↓↓↓
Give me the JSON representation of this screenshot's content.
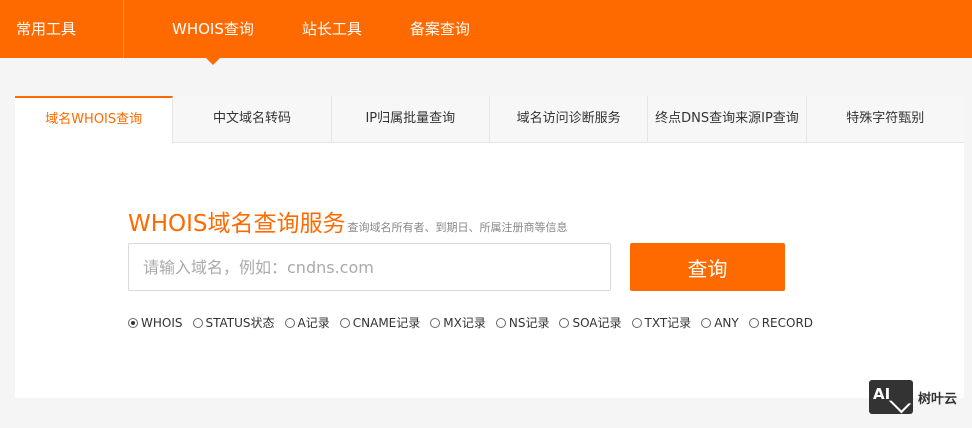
{
  "topnav": {
    "brand": "常用工具",
    "items": [
      "WHOIS查询",
      "站长工具",
      "备案查询"
    ]
  },
  "tabs": [
    "域名WHOIS查询",
    "中文域名转码",
    "IP归属批量查询",
    "域名访问诊断服务",
    "终点DNS查询来源IP查询",
    "特殊字符甄别"
  ],
  "headline": {
    "title": "WHOIS域名查询服务",
    "subtitle": "查询域名所有者、到期日、所属注册商等信息"
  },
  "search": {
    "placeholder": "请输入域名，例如：cndns.com",
    "value": "",
    "button_label": "查询"
  },
  "record_types": [
    "WHOIS",
    "STATUS状态",
    "A记录",
    "CNAME记录",
    "MX记录",
    "NS记录",
    "SOA记录",
    "TXT记录",
    "ANY",
    "RECORD"
  ],
  "selected_record_type": "WHOIS",
  "watermark": {
    "logo_text": "AI",
    "text": "树叶云"
  },
  "colors": {
    "accent": "#ff6a00",
    "background": "#f5f5f5"
  }
}
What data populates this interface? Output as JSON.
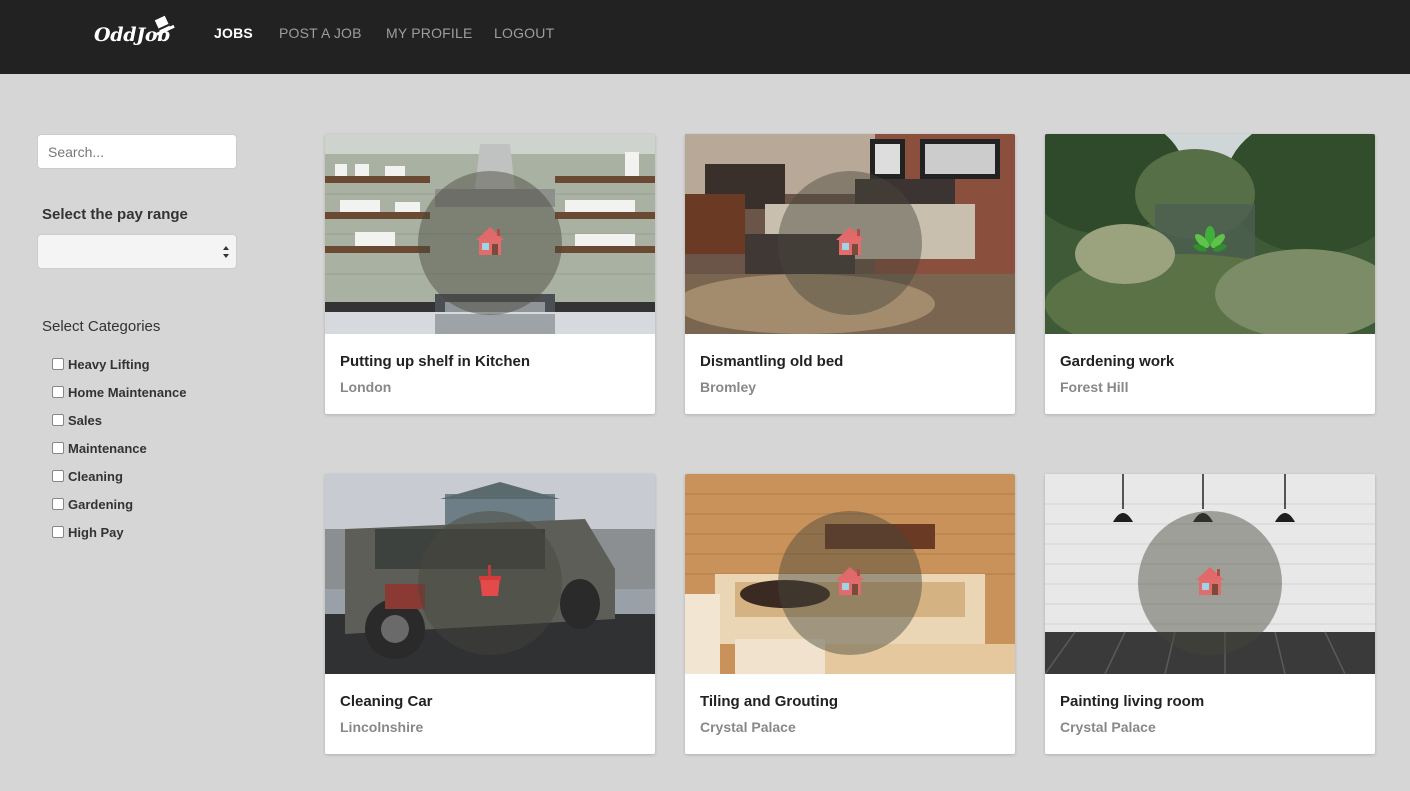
{
  "app": {
    "logo_text": "OddJob",
    "brand_color": "#222222"
  },
  "nav": {
    "items": [
      {
        "label": "JOBS",
        "active": true
      },
      {
        "label": "POST A JOB",
        "active": false
      },
      {
        "label": "MY PROFILE",
        "active": false
      },
      {
        "label": "LOGOUT",
        "active": false
      }
    ]
  },
  "sidebar": {
    "search_placeholder": "Search...",
    "pay_range_label": "Select the pay range",
    "pay_range_value": "",
    "categories_label": "Select Categories",
    "categories": [
      {
        "label": "Heavy Lifting",
        "checked": false
      },
      {
        "label": "Home Maintenance",
        "checked": false
      },
      {
        "label": "Sales",
        "checked": false
      },
      {
        "label": "Maintenance",
        "checked": false
      },
      {
        "label": "Cleaning",
        "checked": false
      },
      {
        "label": "Gardening",
        "checked": false
      },
      {
        "label": "High Pay",
        "checked": false
      }
    ]
  },
  "jobs": [
    {
      "title": "Putting up shelf in Kitchen",
      "location": "London",
      "icon": "house-icon",
      "image": "kitchen"
    },
    {
      "title": "Dismantling old bed",
      "location": "Bromley",
      "icon": "house-icon",
      "image": "bedroom"
    },
    {
      "title": "Gardening work",
      "location": "Forest Hill",
      "icon": "leaf-icon",
      "image": "garden"
    },
    {
      "title": "Cleaning Car",
      "location": "Lincolnshire",
      "icon": "bucket-icon",
      "image": "car"
    },
    {
      "title": "Tiling and Grouting",
      "location": "Crystal Palace",
      "icon": "house-icon",
      "image": "bathroom"
    },
    {
      "title": "Painting living room",
      "location": "Crystal Palace",
      "icon": "house-icon",
      "image": "brick-room"
    }
  ]
}
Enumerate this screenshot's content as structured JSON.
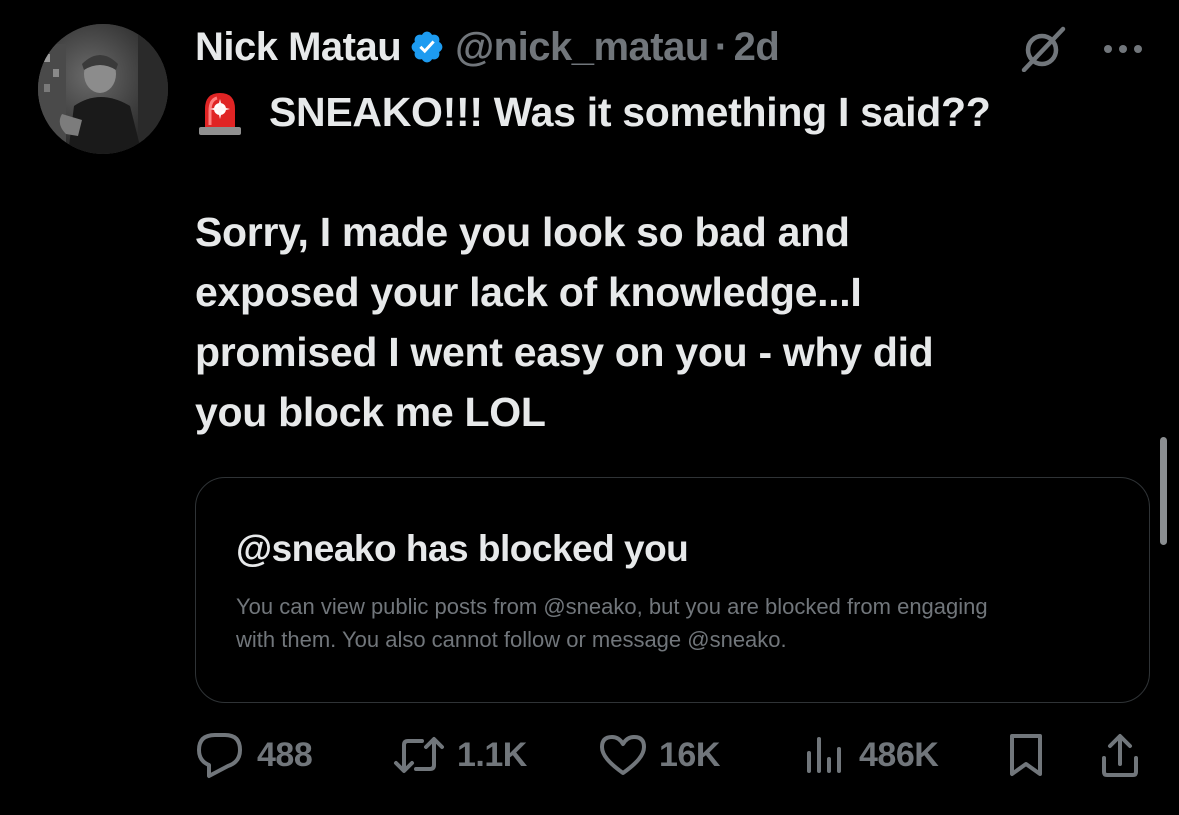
↑↑↑
- **PROBLEM REQUIREMENTS**: Word for word, restate the lines from the one containing "What data populates" through the end of the listing, and nothing more. Skip the pictures.

- **WRITTEN SOLUTION**:
What data populates this interface? Output as JSON.
{
  "app": {
    "logo_text": "OddJob",
    "brand_color": "#222222"
  },
  "nav": {
    "items": [
      {
        "label": "JOBS",
        "active": true
      },
      {
        "label": "POST A JOB",
        "active": false
      },
      {
        "label": "MY PROFILE",
        "active": false
      },
      {
        "label": "LOGOUT",
        "active": false
      }
    ]
  },
  "sidebar": {
    "search_placeholder": "Search...",
    "pay_range_label": "Select the pay range",
    "pay_range_value": "",
    "categories_label": "Select Categories",
    "categories": [
      {
        "label": "Heavy Lifting",
        "checked": false
      },
      {
        "label": "Home Maintenance",
        "checked": false
      },
      {
        "label": "Sales",
        "checked": false
      },
      {
        "label": "Maintenance",
        "checked": false
      },
      {
        "label": "Cleaning",
        "checked": false
      },
      {
        "label": "Gardening",
        "checked": false
      },
      {
        "label": "High Pay",
        "checked": false
      }
    ]
  },
  "jobs": [
    {
      "title": "Putting up shelf in Kitchen",
      "location": "London",
      "icon": "house-icon",
      "image": "kitchen"
    },
    {
      "title": "Dismantling old bed",
      "location": "Bromley",
      "icon": "house-icon",
      "image": "bedroom"
    },
    {
      "title": "Gardening work",
      "location": "Forest Hill",
      "icon": "leaf-icon",
      "image": "garden"
    },
    {
      "title": "Cleaning Car",
      "location": "Lincolnshire",
      "icon": "bucket-icon",
      "image": "car"
    },
    {
      "title": "Tiling and Grouting",
      "location": "Crystal Palace",
      "icon": "house-icon",
      "image": "bathroom"
    },
    {
      "title": "Painting living room",
      "location": "Crystal Palace",
      "icon": "house-icon",
      "image": "brick-room"
    }
  ]
}
Enumerate this screenshot's content as structured JSON.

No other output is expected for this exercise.